What is being asked: Each line of the material below should be reproduced exactly.

Working data:

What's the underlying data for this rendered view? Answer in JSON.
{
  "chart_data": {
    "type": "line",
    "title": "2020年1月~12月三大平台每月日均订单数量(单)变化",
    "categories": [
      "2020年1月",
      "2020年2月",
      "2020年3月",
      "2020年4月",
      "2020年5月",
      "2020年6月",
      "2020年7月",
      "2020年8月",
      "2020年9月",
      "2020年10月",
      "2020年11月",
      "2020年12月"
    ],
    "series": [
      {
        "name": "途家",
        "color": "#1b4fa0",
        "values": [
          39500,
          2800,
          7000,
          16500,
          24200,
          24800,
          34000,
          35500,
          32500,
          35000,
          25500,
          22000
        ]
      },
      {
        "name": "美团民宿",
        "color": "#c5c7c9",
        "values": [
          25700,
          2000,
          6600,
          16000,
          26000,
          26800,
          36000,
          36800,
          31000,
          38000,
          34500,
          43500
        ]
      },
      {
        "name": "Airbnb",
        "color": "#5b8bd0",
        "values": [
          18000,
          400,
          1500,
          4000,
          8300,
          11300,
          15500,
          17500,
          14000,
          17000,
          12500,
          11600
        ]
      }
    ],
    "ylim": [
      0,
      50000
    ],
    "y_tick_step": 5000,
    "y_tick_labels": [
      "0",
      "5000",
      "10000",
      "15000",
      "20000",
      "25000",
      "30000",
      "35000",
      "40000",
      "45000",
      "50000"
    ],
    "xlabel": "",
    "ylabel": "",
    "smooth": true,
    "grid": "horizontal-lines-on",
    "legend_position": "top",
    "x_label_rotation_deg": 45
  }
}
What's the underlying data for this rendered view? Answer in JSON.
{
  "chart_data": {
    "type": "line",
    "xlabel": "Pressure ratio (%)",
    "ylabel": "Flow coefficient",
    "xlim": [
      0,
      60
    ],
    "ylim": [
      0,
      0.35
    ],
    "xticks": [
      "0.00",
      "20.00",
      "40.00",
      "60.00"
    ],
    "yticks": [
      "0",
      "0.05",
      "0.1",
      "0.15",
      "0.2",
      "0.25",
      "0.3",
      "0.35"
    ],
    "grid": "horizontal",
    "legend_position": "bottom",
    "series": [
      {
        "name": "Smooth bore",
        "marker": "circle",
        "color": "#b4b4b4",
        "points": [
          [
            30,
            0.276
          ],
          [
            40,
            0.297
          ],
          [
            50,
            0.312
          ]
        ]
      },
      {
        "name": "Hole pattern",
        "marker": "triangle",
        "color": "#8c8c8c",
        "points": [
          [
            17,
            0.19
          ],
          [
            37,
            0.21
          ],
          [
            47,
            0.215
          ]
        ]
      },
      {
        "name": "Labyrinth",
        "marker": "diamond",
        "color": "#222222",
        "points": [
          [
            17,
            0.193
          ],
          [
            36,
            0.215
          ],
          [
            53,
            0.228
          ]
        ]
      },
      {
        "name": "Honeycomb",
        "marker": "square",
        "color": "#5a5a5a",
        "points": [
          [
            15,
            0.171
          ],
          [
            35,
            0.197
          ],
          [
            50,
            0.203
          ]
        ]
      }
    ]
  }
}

Reply to the task:
What's the underlying data for this rendered view? Answer in JSON.
{
  "chart_data": {
    "type": "line",
    "title": "2020年1月~12月三大平台每月日均订单数量(单)变化",
    "categories": [
      "2020年1月",
      "2020年2月",
      "2020年3月",
      "2020年4月",
      "2020年5月",
      "2020年6月",
      "2020年7月",
      "2020年8月",
      "2020年9月",
      "2020年10月",
      "2020年11月",
      "2020年12月"
    ],
    "series": [
      {
        "name": "途家",
        "color": "#1b4fa0",
        "values": [
          39500,
          2800,
          7000,
          16500,
          24200,
          24800,
          34000,
          35500,
          32500,
          35000,
          25500,
          22000
        ]
      },
      {
        "name": "美团民宿",
        "color": "#c5c7c9",
        "values": [
          25700,
          2000,
          6600,
          16000,
          26000,
          26800,
          36000,
          36800,
          31000,
          38000,
          34500,
          43500
        ]
      },
      {
        "name": "Airbnb",
        "color": "#5b8bd0",
        "values": [
          18000,
          400,
          1500,
          4000,
          8300,
          11300,
          15500,
          17500,
          14000,
          17000,
          12500,
          11600
        ]
      }
    ],
    "ylim": [
      0,
      50000
    ],
    "y_tick_step": 5000,
    "y_tick_labels": [
      "0",
      "5000",
      "10000",
      "15000",
      "20000",
      "25000",
      "30000",
      "35000",
      "40000",
      "45000",
      "50000"
    ],
    "xlabel": "",
    "ylabel": "",
    "smooth": true,
    "grid": "horizontal-lines-on",
    "legend_position": "top",
    "x_label_rotation_deg": 45
  }
}
What's the underlying data for this rendered view? Answer in JSON.
{
  "chart_data": {
    "type": "line",
    "xlabel": "Pressure ratio (%)",
    "ylabel": "Flow coefficient",
    "xlim": [
      0,
      60
    ],
    "ylim": [
      0,
      0.35
    ],
    "xticks": [
      "0.00",
      "20.00",
      "40.00",
      "60.00"
    ],
    "yticks": [
      "0",
      "0.05",
      "0.1",
      "0.15",
      "0.2",
      "0.25",
      "0.3",
      "0.35"
    ],
    "grid": "horizontal",
    "legend_position": "bottom",
    "series": [
      {
        "name": "Smooth bore",
        "marker": "circle",
        "color": "#b4b4b4",
        "points": [
          [
            30,
            0.276
          ],
          [
            40,
            0.297
          ],
          [
            50,
            0.312
          ]
        ]
      },
      {
        "name": "Hole pattern",
        "marker": "triangle",
        "color": "#8c8c8c",
        "points": [
          [
            17,
            0.19
          ],
          [
            37,
            0.21
          ],
          [
            47,
            0.215
          ]
        ]
      },
      {
        "name": "Labyrinth",
        "marker": "diamond",
        "color": "#222222",
        "points": [
          [
            17,
            0.193
          ],
          [
            36,
            0.215
          ],
          [
            53,
            0.228
          ]
        ]
      },
      {
        "name": "Honeycomb",
        "marker": "square",
        "color": "#5a5a5a",
        "points": [
          [
            15,
            0.171
          ],
          [
            35,
            0.197
          ],
          [
            50,
            0.203
          ]
        ]
      }
    ]
  }
}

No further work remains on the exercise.